Given instruction » Gather all lines from the material that contain the word "JSON".
* Begin *
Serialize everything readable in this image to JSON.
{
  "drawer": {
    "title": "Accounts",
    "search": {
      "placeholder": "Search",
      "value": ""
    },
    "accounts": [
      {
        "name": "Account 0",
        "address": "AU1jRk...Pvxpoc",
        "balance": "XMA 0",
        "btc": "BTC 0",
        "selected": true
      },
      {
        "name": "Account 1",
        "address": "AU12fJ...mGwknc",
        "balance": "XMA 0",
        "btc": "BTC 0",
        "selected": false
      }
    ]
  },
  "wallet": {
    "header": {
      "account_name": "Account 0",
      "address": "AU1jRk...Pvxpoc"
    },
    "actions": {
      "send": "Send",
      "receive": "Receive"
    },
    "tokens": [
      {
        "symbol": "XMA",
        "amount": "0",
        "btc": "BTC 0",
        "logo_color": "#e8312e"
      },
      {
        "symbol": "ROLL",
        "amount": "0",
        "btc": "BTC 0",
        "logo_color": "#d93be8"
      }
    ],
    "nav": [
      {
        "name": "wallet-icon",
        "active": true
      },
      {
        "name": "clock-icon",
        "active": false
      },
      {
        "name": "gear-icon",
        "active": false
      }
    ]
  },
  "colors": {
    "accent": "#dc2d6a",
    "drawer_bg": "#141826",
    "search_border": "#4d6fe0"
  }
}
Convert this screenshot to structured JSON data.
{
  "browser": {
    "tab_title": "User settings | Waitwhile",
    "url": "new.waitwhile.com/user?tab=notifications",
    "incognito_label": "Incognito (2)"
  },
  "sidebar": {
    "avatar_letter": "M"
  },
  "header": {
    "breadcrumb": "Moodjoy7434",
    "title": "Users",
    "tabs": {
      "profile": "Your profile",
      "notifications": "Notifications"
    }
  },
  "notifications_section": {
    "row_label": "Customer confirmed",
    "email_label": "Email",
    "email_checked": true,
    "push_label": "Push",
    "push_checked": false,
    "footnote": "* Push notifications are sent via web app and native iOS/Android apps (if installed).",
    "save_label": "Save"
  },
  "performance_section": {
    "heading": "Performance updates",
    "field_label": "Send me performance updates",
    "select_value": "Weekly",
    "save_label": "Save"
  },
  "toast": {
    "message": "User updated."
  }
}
* End *
Solution to this exercise »
Serialize everything readable in this image to JSON.
Convert this screenshot to structured JSON data.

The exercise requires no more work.